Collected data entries
*-*-*
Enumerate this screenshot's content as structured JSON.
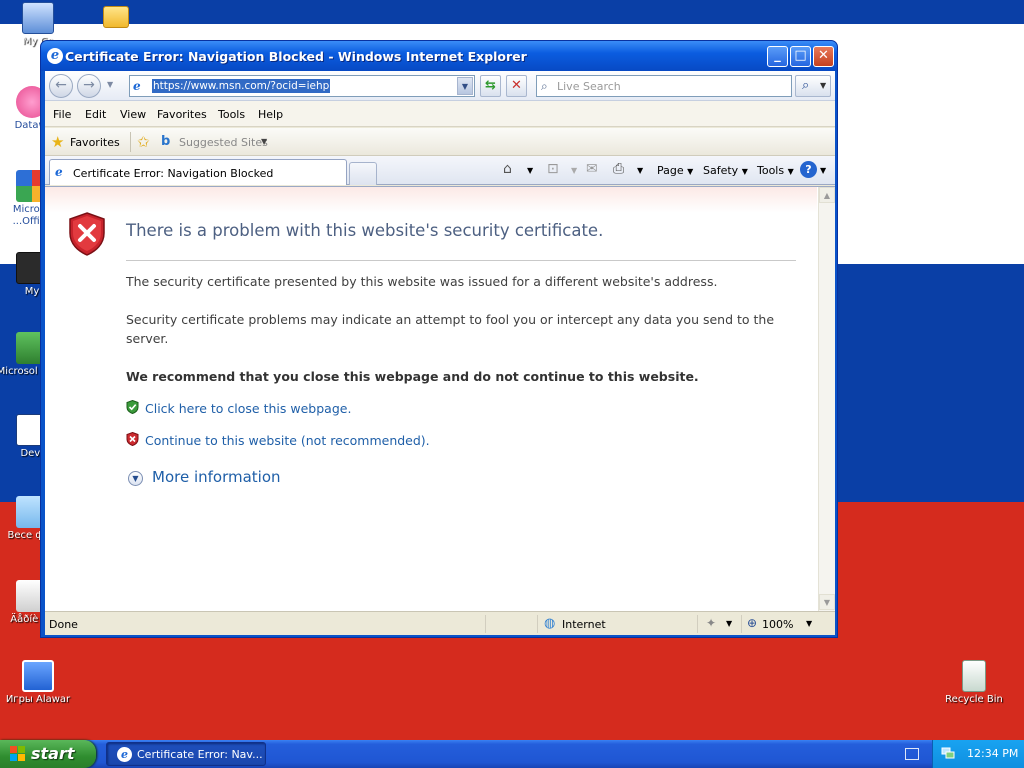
{
  "desktop": {
    "icons": [
      {
        "label": "My Co"
      },
      {
        "label": ""
      },
      {
        "label": "Datawi"
      },
      {
        "label": "Microso ...Office"
      },
      {
        "label": "My"
      },
      {
        "label": "Microsol Basic"
      },
      {
        "label": "Dev-"
      },
      {
        "label": "Весе фер"
      },
      {
        "label": "Äåðíè åé"
      },
      {
        "label": "Игры Alawar"
      },
      {
        "label": "Recycle Bin"
      }
    ]
  },
  "window": {
    "title": "Certificate Error: Navigation Blocked - Windows Internet Explorer",
    "address": {
      "url": "https://www.msn.com/?ocid=iehp"
    },
    "search": {
      "placeholder": "Live Search"
    },
    "menu": [
      "File",
      "Edit",
      "View",
      "Favorites",
      "Tools",
      "Help"
    ],
    "favorites_bar": {
      "favorites_label": "Favorites",
      "suggested_label": "Suggested Sites"
    },
    "tab": {
      "label": "Certificate Error: Navigation Blocked"
    },
    "commands": {
      "page": "Page",
      "safety": "Safety",
      "tools": "Tools"
    },
    "content": {
      "heading": "There is a problem with this website's security certificate.",
      "para1": "The security certificate presented by this website was issued for a different website's address.",
      "para2": "Security certificate problems may indicate an attempt to fool you or intercept any data you send to the server.",
      "recommend": "We recommend that you close this webpage and do not continue to this website.",
      "close_link": "Click here to close this webpage.",
      "continue_link": "Continue to this website (not recommended).",
      "more_info": "More information"
    },
    "status": {
      "text": "Done",
      "zone": "Internet",
      "zoom": "100%"
    }
  },
  "taskbar": {
    "start_label": "start",
    "task_label": "Certificate Error: Nav...",
    "clock": "12:34 PM"
  }
}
*-*-*
Collect every line from the records above that contains the word "webpage".

      "recommend": "We recommend that you close this webpage and do not continue to this website.",
      "close_link": "Click here to close this webpage.",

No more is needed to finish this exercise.